Exercise requirements: Copy the data exactly; pictures stay out of the copy.

Exercise materials:
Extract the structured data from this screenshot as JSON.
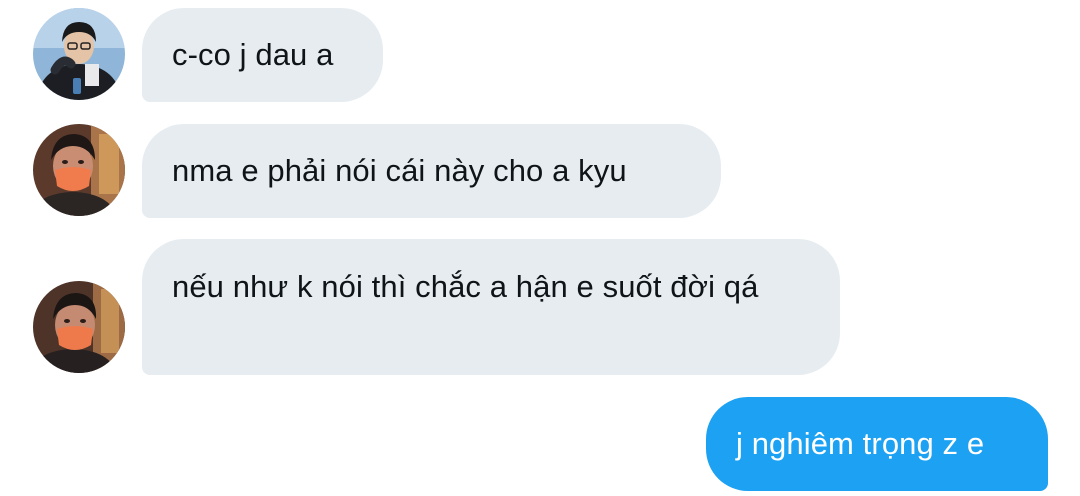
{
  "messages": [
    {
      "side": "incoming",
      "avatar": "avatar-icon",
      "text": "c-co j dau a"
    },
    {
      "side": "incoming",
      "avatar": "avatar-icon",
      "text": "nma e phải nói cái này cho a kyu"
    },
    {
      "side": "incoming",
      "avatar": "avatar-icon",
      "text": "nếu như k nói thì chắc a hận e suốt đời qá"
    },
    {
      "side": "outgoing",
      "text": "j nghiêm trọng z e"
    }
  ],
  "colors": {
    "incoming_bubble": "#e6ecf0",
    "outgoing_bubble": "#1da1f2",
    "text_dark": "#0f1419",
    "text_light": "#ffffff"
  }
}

Worked solution:
Extract the structured data from this screenshot as JSON.
{
  "messages": [
    {
      "side": "incoming",
      "avatar": "avatar-icon",
      "text": "c-co j dau a"
    },
    {
      "side": "incoming",
      "avatar": "avatar-icon",
      "text": "nma e phải nói cái này cho a kyu"
    },
    {
      "side": "incoming",
      "avatar": "avatar-icon",
      "text": "nếu như k nói thì chắc a hận e suốt đời qá"
    },
    {
      "side": "outgoing",
      "text": "j nghiêm trọng z e"
    }
  ],
  "colors": {
    "incoming_bubble": "#e6ecf0",
    "outgoing_bubble": "#1da1f2",
    "text_dark": "#0f1419",
    "text_light": "#ffffff"
  }
}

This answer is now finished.